Show all lines of the listing that hold the word "with".

** Start **

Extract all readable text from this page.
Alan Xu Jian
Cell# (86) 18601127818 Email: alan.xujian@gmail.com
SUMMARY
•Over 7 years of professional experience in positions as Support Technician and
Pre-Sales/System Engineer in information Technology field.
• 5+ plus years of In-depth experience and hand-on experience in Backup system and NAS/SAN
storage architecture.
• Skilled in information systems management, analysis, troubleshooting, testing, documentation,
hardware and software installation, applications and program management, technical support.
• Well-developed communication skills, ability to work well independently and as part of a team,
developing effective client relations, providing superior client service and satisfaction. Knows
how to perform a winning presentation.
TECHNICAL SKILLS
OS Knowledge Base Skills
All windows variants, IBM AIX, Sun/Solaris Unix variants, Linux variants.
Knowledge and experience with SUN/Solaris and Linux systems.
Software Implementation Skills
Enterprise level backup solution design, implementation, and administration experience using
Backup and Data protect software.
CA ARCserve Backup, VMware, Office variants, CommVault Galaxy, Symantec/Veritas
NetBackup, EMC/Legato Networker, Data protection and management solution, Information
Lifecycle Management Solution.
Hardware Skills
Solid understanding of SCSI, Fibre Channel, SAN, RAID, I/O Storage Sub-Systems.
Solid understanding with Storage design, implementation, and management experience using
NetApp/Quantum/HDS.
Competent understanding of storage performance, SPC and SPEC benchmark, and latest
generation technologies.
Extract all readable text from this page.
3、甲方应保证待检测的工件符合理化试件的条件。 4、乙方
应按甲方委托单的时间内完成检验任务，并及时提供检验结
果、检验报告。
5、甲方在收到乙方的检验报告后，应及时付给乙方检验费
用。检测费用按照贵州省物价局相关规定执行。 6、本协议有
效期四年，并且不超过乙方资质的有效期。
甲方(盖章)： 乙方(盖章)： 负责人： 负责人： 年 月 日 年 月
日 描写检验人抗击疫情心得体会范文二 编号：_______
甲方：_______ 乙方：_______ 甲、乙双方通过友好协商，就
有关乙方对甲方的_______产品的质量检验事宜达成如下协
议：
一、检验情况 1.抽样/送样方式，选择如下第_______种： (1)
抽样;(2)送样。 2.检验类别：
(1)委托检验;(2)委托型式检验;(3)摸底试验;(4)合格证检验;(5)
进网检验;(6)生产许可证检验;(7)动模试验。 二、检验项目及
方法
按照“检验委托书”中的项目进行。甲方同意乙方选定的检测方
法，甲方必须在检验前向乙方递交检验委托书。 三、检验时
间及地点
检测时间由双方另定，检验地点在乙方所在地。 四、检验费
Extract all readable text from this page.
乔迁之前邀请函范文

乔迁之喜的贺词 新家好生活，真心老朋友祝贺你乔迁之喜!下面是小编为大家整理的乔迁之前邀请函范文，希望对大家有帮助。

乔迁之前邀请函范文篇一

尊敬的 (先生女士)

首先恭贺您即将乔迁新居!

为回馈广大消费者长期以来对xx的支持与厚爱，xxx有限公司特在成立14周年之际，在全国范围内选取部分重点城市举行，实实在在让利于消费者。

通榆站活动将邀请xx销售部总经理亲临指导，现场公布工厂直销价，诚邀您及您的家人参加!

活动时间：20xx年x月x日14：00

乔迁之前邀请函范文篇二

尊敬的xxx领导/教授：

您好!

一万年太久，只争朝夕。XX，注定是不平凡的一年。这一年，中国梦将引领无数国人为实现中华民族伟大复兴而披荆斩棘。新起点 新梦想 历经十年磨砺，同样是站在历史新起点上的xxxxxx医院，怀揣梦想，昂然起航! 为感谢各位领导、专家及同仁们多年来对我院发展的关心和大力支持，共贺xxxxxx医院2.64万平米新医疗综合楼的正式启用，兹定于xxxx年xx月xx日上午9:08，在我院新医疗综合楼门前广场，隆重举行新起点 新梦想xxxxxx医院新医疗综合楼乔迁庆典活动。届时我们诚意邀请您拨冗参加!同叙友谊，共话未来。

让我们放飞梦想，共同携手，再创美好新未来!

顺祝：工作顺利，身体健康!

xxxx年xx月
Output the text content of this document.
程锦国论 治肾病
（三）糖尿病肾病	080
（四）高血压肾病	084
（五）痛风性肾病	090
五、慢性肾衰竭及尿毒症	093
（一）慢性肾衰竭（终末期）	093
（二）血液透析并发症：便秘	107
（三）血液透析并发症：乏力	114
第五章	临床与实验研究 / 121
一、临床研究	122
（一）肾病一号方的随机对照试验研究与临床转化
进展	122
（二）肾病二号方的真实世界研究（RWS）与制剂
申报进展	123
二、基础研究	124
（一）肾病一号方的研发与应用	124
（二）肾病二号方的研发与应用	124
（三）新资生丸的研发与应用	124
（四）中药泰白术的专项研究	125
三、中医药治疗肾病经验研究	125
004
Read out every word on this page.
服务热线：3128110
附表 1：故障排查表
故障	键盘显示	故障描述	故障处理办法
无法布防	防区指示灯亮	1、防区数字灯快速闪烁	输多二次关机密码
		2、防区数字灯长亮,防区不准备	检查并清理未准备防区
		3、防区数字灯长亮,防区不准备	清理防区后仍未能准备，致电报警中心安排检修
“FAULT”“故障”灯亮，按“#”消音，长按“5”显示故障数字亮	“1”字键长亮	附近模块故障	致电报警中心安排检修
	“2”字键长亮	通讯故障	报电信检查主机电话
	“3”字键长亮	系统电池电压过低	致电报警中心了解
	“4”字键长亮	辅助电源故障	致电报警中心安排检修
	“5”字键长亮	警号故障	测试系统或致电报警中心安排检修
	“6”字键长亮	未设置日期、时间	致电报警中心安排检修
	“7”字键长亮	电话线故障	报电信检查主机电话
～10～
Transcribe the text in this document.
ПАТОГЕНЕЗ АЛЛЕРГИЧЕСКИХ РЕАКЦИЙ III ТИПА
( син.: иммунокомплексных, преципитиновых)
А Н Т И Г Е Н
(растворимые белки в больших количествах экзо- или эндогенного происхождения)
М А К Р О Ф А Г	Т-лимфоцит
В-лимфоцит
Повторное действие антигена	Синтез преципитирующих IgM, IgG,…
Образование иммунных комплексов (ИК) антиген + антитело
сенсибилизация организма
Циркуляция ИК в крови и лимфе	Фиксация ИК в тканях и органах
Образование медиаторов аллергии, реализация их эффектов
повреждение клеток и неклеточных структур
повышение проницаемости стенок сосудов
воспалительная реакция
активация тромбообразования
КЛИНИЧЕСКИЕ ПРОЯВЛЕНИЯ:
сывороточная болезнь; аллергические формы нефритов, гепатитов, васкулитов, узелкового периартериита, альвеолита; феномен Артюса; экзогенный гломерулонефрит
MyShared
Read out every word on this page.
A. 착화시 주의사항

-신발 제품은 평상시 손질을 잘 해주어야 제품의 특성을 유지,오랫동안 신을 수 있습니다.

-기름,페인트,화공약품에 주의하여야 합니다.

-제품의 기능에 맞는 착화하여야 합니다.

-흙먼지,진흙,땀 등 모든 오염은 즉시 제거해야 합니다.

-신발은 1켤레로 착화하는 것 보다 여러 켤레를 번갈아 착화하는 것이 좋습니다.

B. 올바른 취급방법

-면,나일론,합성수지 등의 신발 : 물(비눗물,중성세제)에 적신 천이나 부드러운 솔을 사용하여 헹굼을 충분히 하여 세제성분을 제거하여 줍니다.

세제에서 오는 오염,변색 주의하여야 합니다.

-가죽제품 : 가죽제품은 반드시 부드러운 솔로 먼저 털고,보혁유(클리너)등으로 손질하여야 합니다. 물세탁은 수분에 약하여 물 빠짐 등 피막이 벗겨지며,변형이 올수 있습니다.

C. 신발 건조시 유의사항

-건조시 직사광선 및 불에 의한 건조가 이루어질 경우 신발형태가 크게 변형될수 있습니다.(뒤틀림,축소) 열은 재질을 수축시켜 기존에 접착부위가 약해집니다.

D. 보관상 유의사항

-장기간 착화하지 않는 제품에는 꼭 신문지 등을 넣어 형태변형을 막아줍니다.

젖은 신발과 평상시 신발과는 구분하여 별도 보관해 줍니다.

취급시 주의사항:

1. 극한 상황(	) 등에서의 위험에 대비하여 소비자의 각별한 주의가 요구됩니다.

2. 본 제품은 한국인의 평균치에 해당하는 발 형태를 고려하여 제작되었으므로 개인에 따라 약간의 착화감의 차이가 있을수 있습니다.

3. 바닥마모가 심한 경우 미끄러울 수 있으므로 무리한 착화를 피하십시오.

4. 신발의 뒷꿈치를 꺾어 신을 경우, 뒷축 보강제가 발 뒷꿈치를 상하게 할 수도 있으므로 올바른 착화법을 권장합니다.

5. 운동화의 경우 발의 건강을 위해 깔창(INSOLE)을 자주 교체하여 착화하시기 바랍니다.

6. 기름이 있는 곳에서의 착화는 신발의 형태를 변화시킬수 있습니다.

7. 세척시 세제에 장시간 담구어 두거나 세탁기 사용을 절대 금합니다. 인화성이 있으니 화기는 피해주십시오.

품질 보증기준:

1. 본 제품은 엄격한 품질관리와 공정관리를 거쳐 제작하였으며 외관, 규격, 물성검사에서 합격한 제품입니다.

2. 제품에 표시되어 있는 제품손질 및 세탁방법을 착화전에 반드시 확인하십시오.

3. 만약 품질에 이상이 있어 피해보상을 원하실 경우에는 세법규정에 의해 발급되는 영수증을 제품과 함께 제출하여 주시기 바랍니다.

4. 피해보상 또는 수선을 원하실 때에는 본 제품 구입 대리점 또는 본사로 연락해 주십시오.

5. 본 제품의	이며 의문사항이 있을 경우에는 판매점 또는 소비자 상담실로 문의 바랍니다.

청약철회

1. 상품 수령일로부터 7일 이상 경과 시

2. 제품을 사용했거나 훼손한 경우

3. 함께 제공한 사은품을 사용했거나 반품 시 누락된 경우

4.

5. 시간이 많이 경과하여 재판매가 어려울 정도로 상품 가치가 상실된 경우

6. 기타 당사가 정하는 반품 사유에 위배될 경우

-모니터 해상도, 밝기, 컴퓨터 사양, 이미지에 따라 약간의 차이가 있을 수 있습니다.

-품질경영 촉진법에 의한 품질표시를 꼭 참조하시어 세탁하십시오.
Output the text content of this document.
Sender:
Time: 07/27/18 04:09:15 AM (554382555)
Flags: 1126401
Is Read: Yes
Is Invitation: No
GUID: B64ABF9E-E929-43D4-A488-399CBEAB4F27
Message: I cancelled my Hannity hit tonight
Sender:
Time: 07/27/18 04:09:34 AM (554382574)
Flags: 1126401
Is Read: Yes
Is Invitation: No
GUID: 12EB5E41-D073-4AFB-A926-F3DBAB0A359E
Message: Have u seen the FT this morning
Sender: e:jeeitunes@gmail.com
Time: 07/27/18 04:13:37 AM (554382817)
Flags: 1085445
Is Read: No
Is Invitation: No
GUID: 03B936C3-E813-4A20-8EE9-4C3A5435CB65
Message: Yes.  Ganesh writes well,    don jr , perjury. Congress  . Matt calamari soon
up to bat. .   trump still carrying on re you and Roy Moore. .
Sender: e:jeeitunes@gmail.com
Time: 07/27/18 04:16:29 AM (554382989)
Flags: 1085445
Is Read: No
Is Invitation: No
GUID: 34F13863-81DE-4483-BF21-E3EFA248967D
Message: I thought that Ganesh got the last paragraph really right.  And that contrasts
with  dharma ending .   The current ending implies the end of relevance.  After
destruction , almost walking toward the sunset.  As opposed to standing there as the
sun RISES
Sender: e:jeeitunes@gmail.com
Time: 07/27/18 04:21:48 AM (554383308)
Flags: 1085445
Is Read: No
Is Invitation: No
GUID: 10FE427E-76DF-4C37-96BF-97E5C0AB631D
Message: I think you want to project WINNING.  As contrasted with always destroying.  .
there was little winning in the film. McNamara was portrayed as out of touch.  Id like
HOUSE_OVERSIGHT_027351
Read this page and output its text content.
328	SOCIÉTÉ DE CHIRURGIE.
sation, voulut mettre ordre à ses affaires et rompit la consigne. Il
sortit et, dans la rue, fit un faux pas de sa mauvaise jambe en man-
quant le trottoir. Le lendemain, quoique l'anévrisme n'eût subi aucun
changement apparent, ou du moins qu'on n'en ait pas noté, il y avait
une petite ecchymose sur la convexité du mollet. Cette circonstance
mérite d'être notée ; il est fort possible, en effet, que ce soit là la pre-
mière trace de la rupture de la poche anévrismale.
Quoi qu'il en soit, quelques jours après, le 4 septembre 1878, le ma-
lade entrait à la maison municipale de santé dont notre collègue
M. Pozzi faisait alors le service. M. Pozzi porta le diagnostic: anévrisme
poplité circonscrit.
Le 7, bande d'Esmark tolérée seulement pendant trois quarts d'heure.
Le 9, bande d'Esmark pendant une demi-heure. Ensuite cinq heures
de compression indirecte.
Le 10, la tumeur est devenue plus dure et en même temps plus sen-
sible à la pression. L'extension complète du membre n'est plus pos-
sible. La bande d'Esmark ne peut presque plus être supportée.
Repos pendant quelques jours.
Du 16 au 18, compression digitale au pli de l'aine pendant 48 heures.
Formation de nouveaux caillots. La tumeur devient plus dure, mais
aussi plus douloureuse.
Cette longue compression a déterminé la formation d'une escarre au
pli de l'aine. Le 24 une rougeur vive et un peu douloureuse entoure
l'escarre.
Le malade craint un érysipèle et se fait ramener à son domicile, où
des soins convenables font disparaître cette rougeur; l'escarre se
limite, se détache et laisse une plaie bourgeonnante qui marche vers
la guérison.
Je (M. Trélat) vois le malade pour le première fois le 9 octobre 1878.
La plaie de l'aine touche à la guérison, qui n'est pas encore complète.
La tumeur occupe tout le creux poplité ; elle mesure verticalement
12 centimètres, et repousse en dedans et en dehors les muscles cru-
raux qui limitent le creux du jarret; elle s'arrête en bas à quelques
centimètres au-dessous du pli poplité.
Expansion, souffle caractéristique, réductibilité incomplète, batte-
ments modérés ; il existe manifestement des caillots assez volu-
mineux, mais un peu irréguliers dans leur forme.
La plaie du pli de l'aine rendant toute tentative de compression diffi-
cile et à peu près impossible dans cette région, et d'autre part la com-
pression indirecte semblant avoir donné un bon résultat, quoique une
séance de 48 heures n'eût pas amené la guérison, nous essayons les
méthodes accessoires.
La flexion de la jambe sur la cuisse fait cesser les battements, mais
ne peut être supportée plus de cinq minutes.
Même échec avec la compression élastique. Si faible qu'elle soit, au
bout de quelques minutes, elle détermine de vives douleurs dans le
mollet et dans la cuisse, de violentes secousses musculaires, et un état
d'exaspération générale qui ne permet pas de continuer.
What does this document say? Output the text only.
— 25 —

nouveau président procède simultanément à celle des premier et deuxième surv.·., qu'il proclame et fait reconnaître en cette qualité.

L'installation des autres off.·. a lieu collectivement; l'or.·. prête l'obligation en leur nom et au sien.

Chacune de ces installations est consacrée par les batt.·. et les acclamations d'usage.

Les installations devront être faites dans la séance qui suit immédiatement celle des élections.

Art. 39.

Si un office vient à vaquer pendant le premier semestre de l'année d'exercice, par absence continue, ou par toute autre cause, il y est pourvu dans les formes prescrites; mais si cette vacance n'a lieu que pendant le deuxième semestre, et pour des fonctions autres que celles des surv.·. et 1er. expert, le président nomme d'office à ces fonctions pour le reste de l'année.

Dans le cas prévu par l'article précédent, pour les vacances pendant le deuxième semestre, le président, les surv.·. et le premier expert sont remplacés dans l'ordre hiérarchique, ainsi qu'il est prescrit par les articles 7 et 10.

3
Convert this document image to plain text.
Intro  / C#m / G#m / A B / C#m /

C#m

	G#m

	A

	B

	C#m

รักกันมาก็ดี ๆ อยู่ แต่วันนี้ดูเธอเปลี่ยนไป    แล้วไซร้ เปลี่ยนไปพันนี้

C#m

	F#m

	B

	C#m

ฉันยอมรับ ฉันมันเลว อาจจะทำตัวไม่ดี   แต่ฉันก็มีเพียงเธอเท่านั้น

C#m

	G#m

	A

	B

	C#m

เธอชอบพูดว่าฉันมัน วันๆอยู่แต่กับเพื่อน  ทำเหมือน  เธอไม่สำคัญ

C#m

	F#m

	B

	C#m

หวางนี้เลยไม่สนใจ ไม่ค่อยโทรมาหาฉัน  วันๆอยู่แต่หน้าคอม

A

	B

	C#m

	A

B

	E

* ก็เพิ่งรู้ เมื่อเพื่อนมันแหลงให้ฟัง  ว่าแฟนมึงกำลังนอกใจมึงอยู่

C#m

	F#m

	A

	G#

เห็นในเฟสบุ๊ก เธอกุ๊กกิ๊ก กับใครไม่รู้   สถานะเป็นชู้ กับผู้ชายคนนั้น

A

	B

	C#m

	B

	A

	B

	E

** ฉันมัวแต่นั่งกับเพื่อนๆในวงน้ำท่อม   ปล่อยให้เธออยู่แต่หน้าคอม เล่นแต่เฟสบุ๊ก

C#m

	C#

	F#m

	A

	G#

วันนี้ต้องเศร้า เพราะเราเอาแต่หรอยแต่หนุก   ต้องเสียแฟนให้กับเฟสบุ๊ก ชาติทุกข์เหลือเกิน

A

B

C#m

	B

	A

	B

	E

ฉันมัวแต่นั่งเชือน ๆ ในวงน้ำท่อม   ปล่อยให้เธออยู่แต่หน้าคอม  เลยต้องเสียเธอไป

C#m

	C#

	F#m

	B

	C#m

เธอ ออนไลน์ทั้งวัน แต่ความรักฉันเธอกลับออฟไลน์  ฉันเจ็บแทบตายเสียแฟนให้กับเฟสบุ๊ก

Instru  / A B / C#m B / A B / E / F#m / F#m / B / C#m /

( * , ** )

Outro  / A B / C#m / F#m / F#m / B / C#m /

** End **

### EXPECTED OUTPUT:
Knowledge and experience with SUN/Solaris and Linux systems.
Solid understanding with Storage design, implementation, and management experience using
with  dharma ending .   The current ending implies the end of relevance.  After
Message: I think you want to project WINNING.  As contrasted with always destroying.  .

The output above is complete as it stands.